[WYMAGANIA ZADANIA] Wyodrębnij i powtórz bez żadnych zmian wiersze, zaczynając od pierwszego i kończąc na wierszu zawierającym „189, 1188, 200]”. Oba skrajne wiersze mają się znaleźć w wyniku.

►

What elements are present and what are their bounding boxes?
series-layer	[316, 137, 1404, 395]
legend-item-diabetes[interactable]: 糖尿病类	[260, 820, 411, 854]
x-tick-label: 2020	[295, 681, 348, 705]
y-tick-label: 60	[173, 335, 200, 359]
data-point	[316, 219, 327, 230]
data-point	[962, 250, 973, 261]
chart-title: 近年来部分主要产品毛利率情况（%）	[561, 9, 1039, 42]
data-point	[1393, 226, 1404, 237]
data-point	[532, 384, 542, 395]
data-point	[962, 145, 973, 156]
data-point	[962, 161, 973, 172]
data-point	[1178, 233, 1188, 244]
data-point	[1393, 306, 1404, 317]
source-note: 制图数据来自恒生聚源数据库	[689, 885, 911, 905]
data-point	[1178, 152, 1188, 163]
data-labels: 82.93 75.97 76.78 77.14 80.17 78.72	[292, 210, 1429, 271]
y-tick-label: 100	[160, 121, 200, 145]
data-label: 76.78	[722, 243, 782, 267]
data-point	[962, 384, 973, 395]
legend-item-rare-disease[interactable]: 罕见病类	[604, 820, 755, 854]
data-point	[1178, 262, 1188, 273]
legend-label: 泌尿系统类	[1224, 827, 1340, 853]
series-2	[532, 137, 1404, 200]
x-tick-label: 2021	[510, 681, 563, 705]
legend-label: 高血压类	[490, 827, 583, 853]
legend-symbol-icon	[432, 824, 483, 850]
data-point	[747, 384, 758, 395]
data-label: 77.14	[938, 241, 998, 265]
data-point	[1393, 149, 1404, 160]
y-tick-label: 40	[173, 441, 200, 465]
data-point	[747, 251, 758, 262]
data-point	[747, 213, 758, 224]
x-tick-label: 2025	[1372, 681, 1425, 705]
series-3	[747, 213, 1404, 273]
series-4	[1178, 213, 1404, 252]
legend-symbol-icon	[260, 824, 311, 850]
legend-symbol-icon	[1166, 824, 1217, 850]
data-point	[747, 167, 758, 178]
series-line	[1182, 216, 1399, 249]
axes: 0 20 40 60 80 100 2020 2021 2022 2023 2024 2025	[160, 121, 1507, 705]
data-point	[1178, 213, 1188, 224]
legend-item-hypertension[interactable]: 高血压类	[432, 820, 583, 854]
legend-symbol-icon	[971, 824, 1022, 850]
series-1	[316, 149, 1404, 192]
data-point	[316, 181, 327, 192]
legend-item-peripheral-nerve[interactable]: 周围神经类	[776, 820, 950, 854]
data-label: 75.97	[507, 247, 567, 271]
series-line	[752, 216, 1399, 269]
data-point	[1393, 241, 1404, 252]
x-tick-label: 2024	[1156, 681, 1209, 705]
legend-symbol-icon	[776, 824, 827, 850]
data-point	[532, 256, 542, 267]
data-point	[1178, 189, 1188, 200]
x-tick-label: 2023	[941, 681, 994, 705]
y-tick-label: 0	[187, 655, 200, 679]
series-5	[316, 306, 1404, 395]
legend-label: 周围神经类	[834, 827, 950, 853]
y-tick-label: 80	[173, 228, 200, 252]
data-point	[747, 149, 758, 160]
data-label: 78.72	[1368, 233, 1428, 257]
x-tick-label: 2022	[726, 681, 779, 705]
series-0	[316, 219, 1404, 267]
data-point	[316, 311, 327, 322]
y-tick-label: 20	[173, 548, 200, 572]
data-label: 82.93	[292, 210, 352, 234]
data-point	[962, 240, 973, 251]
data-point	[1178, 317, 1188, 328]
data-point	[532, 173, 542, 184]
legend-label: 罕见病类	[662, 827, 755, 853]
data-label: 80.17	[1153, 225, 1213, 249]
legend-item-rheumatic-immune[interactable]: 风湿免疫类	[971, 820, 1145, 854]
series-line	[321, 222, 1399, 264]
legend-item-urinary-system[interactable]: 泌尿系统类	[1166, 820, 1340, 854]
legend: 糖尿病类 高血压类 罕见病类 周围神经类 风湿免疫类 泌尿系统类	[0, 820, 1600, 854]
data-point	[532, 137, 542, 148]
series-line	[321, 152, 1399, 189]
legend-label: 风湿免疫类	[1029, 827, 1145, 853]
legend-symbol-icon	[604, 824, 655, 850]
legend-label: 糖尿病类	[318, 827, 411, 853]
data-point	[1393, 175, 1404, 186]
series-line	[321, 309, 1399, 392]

◄

[WYNIK ĆWICZENIA]
What elements are present and what are their bounding boxes?
series-layer	[316, 137, 1404, 395]
legend-item-diabetes[interactable]: 糖尿病类	[260, 820, 411, 854]
x-tick-label: 2020	[295, 681, 348, 705]
y-tick-label: 60	[173, 335, 200, 359]
data-point	[316, 219, 327, 230]
data-point	[962, 250, 973, 261]
chart-title: 近年来部分主要产品毛利率情况（%）	[561, 9, 1039, 42]
data-point	[1393, 226, 1404, 237]
data-point	[532, 384, 542, 395]
data-point	[962, 145, 973, 156]
data-point	[962, 161, 973, 172]
data-point	[1178, 233, 1188, 244]
data-point	[1393, 306, 1404, 317]
source-note: 制图数据来自恒生聚源数据库	[689, 885, 911, 905]
data-point	[1178, 152, 1188, 163]
data-labels: 82.93 75.97 76.78 77.14 80.17 78.72	[292, 210, 1429, 271]
y-tick-label: 100	[160, 121, 200, 145]
data-label: 76.78	[722, 243, 782, 267]
data-point	[962, 384, 973, 395]
legend-item-rare-disease[interactable]: 罕见病类	[604, 820, 755, 854]
data-point	[1178, 262, 1188, 273]
legend-label: 泌尿系统类	[1224, 827, 1340, 853]
series-2	[532, 137, 1404, 200]
x-tick-label: 2021	[510, 681, 563, 705]
legend-label: 高血压类	[490, 827, 583, 853]
legend-symbol-icon	[432, 824, 483, 850]
data-point	[747, 384, 758, 395]
data-label: 77.14	[938, 241, 998, 265]
data-point	[1393, 149, 1404, 160]
y-tick-label: 40	[173, 441, 200, 465]
data-point	[747, 251, 758, 262]
data-point	[747, 213, 758, 224]
x-tick-label: 2025	[1372, 681, 1425, 705]
series-3	[747, 213, 1404, 273]
series-4	[1178, 213, 1404, 252]
legend-symbol-icon	[260, 824, 311, 850]
legend-symbol-icon	[1166, 824, 1217, 850]
data-point	[747, 167, 758, 178]
series-line	[1182, 216, 1399, 249]
axes: 0 20 40 60 80 100 2020 2021 2022 2023 2024 2025	[160, 121, 1507, 705]
data-point	[1178, 213, 1188, 224]
legend-item-hypertension[interactable]: 高血压类	[432, 820, 583, 854]
legend-symbol-icon	[971, 824, 1022, 850]
series-1	[316, 149, 1404, 192]
data-point	[316, 181, 327, 192]
legend-item-peripheral-nerve[interactable]: 周围神经类	[776, 820, 950, 854]
data-label: 75.97	[507, 247, 567, 271]
series-line	[752, 216, 1399, 269]
data-point	[1393, 241, 1404, 252]
x-tick-label: 2024	[1156, 681, 1209, 705]
legend-symbol-icon	[776, 824, 827, 850]
data-point	[532, 256, 542, 267]
data-point	[1178, 189, 1188, 200]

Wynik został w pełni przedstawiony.